_RINCIAN SOAL_. Lanjutkan kutipan dokumen tentang definisi operasional pemberdayaan perempuan mulai dari kalimat terakhirnya.

*** KUTIPAN DOKUMEN ***

Definisi Operasional
1. Proses pemberdayaan perempuan yang ideal : - Masyarakat khususnya perempuan mendapatkan dan memanfaatkan akses serta kontrol atas sumber hidup yang penting. Terbukanya akses dan kontrol atas sumber hidup yang penting dapat dilihat dengan kemudahan yang didapatkan oleh para perempuan termasuk dalam perolehan ijin melakukan kegiatan.
28
- Masyarakat khususnya perempuan dapat mengembangkan kondisi dan situasi sedemikian rupa sehingga memiliki daya dan kesempatan untuk mengembangkan kehidupannya. - Adanya keberlanjutan dalam usaha pemberdayaan perempuan tersebut. - Pemberdayaan yang bersifat partisipatif oleh masyarakat itu sendiri. Pemberdayaan yang partisipatif adalah pemberdayaan yang melibatkan masyarakat dimana dalam masyarakat tersebut dibentuk tim-tim pelaksana kegiatan sehingga partisipasi masyarakat dapat terarah sesuai dengan tujuan. - Pemberdayaan perempuan mencakup pelatihan, pendidikan, dan sosialisasi bagi perempuan. 2. Keberhasilan pemberdayaan perempuan dapat dilihat dari : - Adanya kegiatan yang berjalan dari pihak fasilitator untuk memberdayakan perempuan. - Adanya partisipasi dan sambutan baik dari masyarakat khususnya perempuan itu sendiri dengan ikut membantu program pemberdayaan tersebut. - Adanya peningkatan taraf hidup perempuan yang dapat diwujudkan dalam bentuk kemampuan meningkatkan kemandirian ekonomi keluarga setelah adanya pemberdayaan perempuan. - Memudarnya bias gender yang ditandai dengan mulai adanya pembagian peran yang sesuai dengan norma masyarakat dan hilangnya pengeksklusifan jenis kelamin tertentu dalam kehidupan bermasyarakat seiring dengan adanya program pemberdayaan perempuan tersebut.

*** ISI KUMPULAN DATA ***

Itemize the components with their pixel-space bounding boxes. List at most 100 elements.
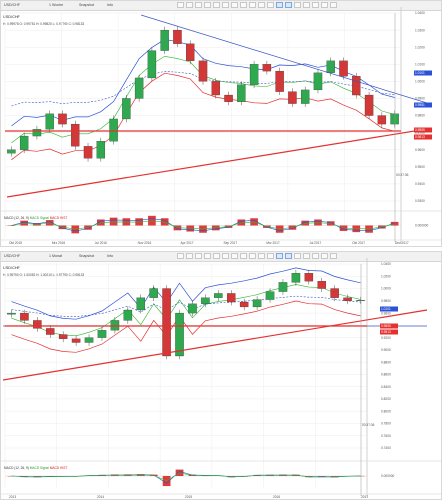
candle-body (186, 44, 194, 61)
price-tag-label: 1.0101 (415, 71, 425, 75)
candle-body (331, 289, 339, 298)
price-tick-label: 1.0000 (381, 287, 391, 291)
candle-body (253, 300, 261, 307)
price-chart-top[interactable]: 1.04001.03001.02001.01001.00000.99000.98… (1, 1, 442, 248)
date-tick-label: Mrz 2016 (52, 241, 66, 245)
macd-value-label: 0.000000 (415, 224, 429, 228)
macd-legend: MACD (12, 26, 9) MACD Signal MACD HIST (4, 466, 67, 470)
date-tick-label: 2015 (185, 495, 192, 499)
macd-line (12, 471, 361, 483)
date-tick-label: Nov 2016 (138, 241, 152, 245)
candle-body (224, 95, 232, 102)
price-tag-label: 0.9855 (415, 128, 425, 132)
candle-body (378, 116, 386, 125)
price-tick-label: 1.0200 (415, 45, 425, 49)
trendline-support (3, 310, 427, 380)
date-tick-label: 2014 (97, 495, 104, 499)
date-tick-label: Okt 2017 (352, 241, 365, 245)
candle-body (33, 320, 41, 328)
price-tick-label: 1.0400 (415, 11, 425, 15)
price-tag-label: 0.9855 (381, 324, 391, 328)
candle-body (343, 298, 351, 301)
chart-panel-top: USD/CHF 1 Woche Snapshot Info USD/CHF H:… (0, 0, 442, 247)
candle-body (150, 289, 158, 298)
chart-panel-bottom: USD/CHF 1 Monat Snapshot Info USD/CHF H:… (0, 251, 442, 500)
price-tick-label: 1.0400 (381, 262, 391, 266)
price-tick-label: 0.9000 (381, 348, 391, 352)
macd-histogram-bar (110, 218, 118, 226)
date-tick-label: 2017 (361, 495, 368, 499)
candle-body (201, 298, 209, 304)
price-tick-label: 0.9400 (415, 182, 425, 186)
price-tick-label: 0.9500 (415, 165, 425, 169)
candle-body (122, 98, 130, 119)
candle-body (301, 90, 309, 104)
candle-body (58, 114, 66, 124)
macd-histogram-bar (71, 226, 79, 234)
candle-body (111, 320, 119, 330)
price-tick-label: 1.0000 (415, 80, 425, 84)
candle-body (59, 335, 67, 339)
price-tick-label: 1.0300 (415, 28, 425, 32)
price-tick-label: 0.9800 (415, 114, 425, 118)
candle-body (85, 338, 93, 343)
candle-body (212, 81, 220, 95)
price-tick-label: 0.9200 (381, 336, 391, 340)
price-tick-label: 0.8800 (381, 360, 391, 364)
candle-body (84, 146, 92, 158)
price-tick-label: 0.9300 (415, 199, 425, 203)
macd-value-label: 0.000000 (381, 474, 395, 478)
candle-body (148, 51, 156, 78)
price-tick-label: 0.9600 (381, 311, 391, 315)
candle-body (97, 141, 105, 158)
long-moving-average (12, 296, 361, 317)
candle-body (250, 64, 258, 85)
price-tick-label: 0.9600 (415, 148, 425, 152)
candle-body (188, 304, 196, 313)
candle-body (305, 273, 313, 281)
candle-body (175, 313, 183, 356)
candle-body (161, 30, 169, 51)
price-tick-label: 0.7400 (381, 446, 391, 450)
candle-body (137, 298, 145, 310)
candle-body (20, 136, 28, 150)
candle-body (339, 61, 347, 76)
trendline-support (7, 129, 427, 197)
candle-body (173, 30, 181, 44)
date-tick-label: Apr 2017 (181, 241, 194, 245)
candle-body (356, 300, 364, 301)
price-tick-label: 0.9800 (381, 299, 391, 303)
date-tick-label: 2016 (273, 495, 280, 499)
candle-body (7, 313, 15, 314)
date-tick-label: Dez 2017 (395, 241, 409, 245)
candle-body (240, 302, 248, 307)
candle-body (33, 129, 41, 136)
macd-legend: MACD (12, 26, 9) MACD Signal MACD HIST (4, 216, 67, 220)
countdown-label: 00:37:36 (362, 423, 375, 427)
candle-body (46, 328, 54, 334)
candle-body (266, 292, 274, 300)
candle-body (318, 281, 326, 288)
candle-body (288, 92, 296, 104)
price-tick-label: 0.8400 (381, 385, 391, 389)
price-tick-label: 0.7600 (381, 434, 391, 438)
candle-body (391, 114, 399, 124)
price-tag-label: 0.9813 (381, 330, 391, 334)
candle-body (162, 289, 170, 356)
price-tick-label: 0.8600 (381, 373, 391, 377)
countdown-label: 00:37:36 (396, 173, 409, 177)
price-tick-label: 0.7800 (381, 422, 391, 426)
price-chart-bottom[interactable]: 1.04001.02001.00000.98000.96000.94000.92… (1, 252, 442, 501)
candle-body (46, 114, 54, 129)
candle-body (237, 85, 245, 102)
trendline-resistance (141, 15, 427, 103)
candle-body (109, 119, 117, 141)
bollinger-lower (11, 73, 394, 160)
candle-body (292, 273, 300, 282)
macd-histogram-bar (148, 216, 156, 226)
date-tick-label: Jul 2017 (309, 241, 321, 245)
price-tag-label: 0.9981 (415, 103, 425, 107)
candle-body (135, 78, 143, 99)
candle-body (279, 282, 287, 291)
date-tick-label: Sep 2017 (223, 241, 237, 245)
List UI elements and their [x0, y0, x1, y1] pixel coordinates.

***

_JAWABAN LATIHAN_.
29
- Adanya keberlanjutan pemberdayaan bagi perempuan yang mampu meningkatkan taraf hidup. 3. Strategi pemberdayaan masyarakat dikatakan berhasil jika : - Terlaksananya pemberdayaan sesuai dengan konsep atau strategi yang digunakan dimana strategi tersebut didasarkan berdasarkan latar belakang kondisi masyarakat desa. - Keikutsertaan yang bersifat partisipatif dari seluruh lapisan masyarakat desa dalam proses pemberdayaan khususnya dari para perempuan. - Fasilitator mampu menempatkan diri sebagai pendamping yang mampu memposisikan diri sebagai perencana, pembimbing, pemberi informasi, motivator, penghubung, fasilitator, dan sekaligus evaluator. 4. Transformasi sosial dikatakan berhasil jika : - Adanya kemauan dari masyarakat untuk melakukan transformasi untuk menuju kehidupan yang lebih baik. Kemauan ini dapat berwujud usaha berkelanjutan dari kegiatan yang dilakukan oleh masyarakat. - Adanya gerakan yang terorganisir dari fasilitator (LSM). - Adanya perubahan cara pandang dan pola pikir masyarakat dalam hal peran laki-laki dan perempuan untuk memenuhi kesejahteraan mereka dengan cara pandang dan pola pikir yang baru sehingga mewujudkan masyarakat yang berkeadilan, bertindak sesuai dengan keadaan yang diharapkan, dan terlepas dari bias gender.
30
1.7.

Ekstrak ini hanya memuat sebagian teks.